▶ What needs to be done
Extract each line of the records below that contains the word "Preset".
>> BEGIN
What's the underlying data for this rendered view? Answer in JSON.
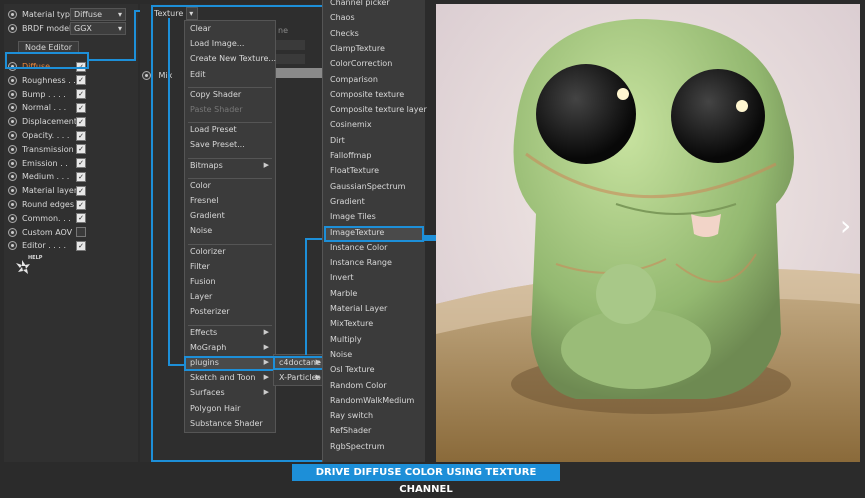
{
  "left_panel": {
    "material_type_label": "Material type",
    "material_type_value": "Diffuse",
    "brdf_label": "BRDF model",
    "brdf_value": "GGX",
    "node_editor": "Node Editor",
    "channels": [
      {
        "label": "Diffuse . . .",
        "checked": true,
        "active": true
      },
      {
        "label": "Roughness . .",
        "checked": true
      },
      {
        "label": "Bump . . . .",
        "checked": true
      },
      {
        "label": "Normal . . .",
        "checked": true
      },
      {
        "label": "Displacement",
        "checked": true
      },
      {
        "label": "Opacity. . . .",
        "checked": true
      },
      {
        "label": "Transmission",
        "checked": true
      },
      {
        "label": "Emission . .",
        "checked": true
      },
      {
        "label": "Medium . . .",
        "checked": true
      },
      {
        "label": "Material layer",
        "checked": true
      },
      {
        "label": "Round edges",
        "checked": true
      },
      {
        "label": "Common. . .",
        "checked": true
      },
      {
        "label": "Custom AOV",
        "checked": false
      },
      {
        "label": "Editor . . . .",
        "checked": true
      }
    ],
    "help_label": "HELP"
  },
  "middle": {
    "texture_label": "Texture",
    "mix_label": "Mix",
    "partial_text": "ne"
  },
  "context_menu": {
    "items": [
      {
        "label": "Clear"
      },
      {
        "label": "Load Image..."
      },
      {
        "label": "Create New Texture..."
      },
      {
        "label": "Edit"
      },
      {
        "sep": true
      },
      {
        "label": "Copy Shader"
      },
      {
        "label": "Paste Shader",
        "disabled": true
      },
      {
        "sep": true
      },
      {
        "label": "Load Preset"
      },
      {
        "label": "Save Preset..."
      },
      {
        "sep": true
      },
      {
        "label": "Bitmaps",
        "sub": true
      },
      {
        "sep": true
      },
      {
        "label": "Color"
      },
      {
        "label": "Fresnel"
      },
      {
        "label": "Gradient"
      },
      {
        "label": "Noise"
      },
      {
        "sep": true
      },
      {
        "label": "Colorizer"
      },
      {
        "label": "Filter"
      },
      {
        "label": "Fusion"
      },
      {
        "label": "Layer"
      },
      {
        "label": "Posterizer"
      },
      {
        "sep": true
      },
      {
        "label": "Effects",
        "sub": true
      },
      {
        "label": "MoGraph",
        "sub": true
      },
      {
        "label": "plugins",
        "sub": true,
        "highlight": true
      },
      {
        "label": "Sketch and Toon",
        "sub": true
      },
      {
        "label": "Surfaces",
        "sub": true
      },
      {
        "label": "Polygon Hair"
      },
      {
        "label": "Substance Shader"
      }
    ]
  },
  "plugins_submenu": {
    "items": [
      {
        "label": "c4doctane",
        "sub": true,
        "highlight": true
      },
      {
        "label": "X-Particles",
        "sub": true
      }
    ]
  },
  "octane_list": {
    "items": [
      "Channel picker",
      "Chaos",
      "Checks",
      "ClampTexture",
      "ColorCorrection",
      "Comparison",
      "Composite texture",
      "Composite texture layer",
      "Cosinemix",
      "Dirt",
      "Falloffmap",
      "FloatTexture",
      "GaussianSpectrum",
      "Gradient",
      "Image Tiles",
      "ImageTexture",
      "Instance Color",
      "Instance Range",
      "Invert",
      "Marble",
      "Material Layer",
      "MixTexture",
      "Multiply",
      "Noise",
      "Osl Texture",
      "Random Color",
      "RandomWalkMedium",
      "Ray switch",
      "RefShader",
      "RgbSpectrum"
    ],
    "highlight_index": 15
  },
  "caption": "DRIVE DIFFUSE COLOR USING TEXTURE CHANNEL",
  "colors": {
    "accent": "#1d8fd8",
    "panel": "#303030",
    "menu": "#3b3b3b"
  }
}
>> END
▶ Task result
        "label": "Load Preset"
        "label": "Save Preset..."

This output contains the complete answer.